Please report every line from the material that contains the word "результата".

*** Given data ***

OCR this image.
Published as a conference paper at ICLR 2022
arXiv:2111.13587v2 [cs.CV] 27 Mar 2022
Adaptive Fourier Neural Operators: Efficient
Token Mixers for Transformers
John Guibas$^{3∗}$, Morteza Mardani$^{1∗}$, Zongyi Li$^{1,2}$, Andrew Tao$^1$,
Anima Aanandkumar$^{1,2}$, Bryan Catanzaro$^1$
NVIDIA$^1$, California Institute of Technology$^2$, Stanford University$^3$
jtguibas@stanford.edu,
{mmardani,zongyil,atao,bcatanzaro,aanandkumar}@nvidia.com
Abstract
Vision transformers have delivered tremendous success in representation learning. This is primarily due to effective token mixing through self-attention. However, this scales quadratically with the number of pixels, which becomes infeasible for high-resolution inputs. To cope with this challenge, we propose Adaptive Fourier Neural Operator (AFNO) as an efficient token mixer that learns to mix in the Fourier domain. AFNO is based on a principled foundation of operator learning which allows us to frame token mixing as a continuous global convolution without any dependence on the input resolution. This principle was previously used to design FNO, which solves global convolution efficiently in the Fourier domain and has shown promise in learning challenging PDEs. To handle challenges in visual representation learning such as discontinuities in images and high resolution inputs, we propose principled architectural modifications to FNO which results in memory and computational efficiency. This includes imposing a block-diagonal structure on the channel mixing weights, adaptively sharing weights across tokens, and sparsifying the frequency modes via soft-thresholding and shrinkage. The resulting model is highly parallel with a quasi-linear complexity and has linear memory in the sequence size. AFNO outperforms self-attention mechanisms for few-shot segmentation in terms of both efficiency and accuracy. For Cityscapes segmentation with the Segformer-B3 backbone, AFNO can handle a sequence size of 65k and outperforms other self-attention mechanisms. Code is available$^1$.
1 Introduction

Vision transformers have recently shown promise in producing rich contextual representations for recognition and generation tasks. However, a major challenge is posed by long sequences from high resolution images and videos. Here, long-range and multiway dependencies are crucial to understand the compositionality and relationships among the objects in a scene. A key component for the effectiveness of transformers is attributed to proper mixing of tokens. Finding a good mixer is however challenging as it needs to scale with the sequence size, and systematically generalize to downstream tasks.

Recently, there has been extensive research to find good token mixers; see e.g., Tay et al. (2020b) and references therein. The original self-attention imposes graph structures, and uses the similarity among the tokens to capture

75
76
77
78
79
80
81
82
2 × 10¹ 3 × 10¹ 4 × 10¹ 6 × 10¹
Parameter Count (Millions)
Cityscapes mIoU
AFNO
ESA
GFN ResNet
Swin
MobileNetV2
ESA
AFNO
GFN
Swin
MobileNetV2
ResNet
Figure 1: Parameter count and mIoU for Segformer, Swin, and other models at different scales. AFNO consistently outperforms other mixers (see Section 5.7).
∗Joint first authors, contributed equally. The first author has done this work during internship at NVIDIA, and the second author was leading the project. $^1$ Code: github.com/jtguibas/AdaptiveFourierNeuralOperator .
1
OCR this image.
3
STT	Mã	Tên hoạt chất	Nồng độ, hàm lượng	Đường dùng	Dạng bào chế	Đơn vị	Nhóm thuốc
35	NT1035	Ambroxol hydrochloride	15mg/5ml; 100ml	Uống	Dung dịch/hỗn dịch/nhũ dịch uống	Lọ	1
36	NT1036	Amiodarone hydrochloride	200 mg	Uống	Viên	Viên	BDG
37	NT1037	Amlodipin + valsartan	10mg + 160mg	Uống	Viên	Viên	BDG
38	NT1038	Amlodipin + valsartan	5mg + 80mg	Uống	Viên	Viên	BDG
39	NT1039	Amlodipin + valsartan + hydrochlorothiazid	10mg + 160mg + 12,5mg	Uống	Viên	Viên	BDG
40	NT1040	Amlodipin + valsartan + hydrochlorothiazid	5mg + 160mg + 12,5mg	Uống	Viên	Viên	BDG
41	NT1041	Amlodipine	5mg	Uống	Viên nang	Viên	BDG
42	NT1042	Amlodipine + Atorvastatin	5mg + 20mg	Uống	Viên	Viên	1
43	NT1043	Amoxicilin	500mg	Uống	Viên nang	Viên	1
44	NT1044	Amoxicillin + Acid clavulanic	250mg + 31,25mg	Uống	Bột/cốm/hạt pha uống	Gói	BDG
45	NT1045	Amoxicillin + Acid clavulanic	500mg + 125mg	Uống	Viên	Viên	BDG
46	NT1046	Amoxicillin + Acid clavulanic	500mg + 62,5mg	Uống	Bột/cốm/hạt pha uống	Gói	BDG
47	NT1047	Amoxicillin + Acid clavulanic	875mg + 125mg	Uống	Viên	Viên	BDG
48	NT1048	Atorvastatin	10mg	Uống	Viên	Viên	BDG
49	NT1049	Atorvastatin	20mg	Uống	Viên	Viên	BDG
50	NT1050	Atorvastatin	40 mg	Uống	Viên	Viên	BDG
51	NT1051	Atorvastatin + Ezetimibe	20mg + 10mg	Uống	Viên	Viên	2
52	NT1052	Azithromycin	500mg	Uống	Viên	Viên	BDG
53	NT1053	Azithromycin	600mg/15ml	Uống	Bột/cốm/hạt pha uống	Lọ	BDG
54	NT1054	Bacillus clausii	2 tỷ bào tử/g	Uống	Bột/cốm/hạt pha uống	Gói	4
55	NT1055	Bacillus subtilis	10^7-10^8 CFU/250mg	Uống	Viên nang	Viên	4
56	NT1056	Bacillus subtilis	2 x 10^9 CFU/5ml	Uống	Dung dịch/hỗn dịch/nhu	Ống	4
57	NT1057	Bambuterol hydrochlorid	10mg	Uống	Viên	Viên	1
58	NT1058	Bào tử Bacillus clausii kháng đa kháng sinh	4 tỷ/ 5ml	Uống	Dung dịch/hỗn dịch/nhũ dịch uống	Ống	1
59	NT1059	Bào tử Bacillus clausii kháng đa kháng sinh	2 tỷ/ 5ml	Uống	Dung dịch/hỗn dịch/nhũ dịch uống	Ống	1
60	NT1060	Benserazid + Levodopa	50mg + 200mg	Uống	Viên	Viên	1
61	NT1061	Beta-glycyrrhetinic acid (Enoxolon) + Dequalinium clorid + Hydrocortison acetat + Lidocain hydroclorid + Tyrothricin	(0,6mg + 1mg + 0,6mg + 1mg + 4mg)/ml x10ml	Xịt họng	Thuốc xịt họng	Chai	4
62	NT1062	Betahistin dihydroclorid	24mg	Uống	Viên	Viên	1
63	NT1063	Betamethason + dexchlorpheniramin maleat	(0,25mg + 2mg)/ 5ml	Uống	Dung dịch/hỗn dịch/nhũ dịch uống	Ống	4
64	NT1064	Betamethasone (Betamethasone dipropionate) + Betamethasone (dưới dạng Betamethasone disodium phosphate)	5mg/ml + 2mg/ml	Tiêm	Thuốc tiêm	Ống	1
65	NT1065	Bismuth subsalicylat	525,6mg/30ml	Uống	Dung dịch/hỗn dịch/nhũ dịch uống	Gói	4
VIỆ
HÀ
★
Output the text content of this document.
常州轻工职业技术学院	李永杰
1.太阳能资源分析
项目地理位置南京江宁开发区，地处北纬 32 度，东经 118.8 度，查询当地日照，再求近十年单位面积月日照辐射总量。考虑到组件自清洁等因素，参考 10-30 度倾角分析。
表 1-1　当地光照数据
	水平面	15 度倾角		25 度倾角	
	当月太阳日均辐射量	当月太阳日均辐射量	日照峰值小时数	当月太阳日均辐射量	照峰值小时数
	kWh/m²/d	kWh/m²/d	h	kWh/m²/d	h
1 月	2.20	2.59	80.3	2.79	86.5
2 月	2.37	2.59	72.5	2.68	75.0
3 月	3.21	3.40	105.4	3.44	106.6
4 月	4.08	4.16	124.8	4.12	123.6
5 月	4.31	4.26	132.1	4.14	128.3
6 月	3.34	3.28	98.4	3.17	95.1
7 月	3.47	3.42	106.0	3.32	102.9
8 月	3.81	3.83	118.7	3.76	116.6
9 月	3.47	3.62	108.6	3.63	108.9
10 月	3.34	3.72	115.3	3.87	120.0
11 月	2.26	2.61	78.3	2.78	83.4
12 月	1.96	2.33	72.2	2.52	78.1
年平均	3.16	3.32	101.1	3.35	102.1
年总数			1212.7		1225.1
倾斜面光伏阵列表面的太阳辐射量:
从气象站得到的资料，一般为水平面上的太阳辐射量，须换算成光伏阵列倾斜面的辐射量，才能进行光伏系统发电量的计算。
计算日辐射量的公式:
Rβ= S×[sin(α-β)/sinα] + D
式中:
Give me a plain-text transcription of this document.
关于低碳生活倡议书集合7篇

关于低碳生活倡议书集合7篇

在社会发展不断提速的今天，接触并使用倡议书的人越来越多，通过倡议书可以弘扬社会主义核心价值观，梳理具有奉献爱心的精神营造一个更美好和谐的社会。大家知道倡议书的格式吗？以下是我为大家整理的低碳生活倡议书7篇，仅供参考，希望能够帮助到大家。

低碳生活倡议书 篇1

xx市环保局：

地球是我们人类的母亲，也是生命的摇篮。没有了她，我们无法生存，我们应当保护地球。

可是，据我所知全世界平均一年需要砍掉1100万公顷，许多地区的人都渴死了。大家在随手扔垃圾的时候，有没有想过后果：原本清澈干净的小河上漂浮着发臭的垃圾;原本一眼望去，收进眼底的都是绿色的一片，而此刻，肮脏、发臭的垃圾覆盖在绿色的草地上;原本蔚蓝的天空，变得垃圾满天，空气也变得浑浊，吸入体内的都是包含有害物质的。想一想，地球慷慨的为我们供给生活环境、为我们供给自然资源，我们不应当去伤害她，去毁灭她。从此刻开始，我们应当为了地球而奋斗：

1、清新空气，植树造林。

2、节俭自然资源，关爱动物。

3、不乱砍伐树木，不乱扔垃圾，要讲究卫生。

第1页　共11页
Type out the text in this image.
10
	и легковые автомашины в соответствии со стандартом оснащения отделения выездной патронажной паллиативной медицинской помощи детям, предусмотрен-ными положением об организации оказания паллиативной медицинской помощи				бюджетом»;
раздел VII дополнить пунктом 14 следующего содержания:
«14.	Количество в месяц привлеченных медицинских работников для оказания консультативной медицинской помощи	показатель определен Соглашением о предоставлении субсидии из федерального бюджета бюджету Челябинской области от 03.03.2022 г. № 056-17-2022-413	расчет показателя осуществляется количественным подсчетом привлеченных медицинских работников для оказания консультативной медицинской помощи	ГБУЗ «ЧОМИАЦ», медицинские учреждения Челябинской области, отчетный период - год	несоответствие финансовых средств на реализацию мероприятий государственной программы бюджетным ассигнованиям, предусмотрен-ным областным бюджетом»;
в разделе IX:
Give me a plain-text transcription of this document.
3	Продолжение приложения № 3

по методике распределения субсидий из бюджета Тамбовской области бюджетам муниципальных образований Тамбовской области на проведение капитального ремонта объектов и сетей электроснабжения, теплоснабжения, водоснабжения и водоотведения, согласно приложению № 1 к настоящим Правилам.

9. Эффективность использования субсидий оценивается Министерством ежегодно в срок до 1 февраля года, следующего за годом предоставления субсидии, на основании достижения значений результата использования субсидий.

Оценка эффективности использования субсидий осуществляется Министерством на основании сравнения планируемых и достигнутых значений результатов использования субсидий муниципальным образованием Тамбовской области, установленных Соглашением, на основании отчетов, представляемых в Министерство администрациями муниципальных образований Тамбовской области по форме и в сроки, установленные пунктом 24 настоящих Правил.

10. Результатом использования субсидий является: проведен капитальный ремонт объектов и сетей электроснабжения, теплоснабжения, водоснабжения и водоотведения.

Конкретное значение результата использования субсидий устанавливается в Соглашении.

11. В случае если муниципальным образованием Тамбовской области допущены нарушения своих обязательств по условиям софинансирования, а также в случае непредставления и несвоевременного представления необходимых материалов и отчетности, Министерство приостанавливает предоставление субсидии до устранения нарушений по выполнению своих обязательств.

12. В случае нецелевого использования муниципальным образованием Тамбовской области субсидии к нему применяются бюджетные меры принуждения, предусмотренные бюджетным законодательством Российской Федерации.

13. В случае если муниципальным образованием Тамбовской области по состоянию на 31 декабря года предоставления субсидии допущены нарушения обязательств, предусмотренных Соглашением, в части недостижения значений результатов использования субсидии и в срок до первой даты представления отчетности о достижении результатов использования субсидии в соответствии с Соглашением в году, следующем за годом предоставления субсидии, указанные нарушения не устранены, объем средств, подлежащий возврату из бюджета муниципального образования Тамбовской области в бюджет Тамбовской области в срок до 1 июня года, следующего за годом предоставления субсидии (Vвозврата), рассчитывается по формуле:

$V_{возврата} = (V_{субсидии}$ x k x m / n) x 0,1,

***

Task solution:
9. Эффективность использования субсидий оценивается Министерством ежегодно в срок до 1 февраля года, следующего за годом предоставления субсидии, на основании достижения значений результата использования субсидий.
Конкретное значение результата использования субсидий устанавливается в Соглашении.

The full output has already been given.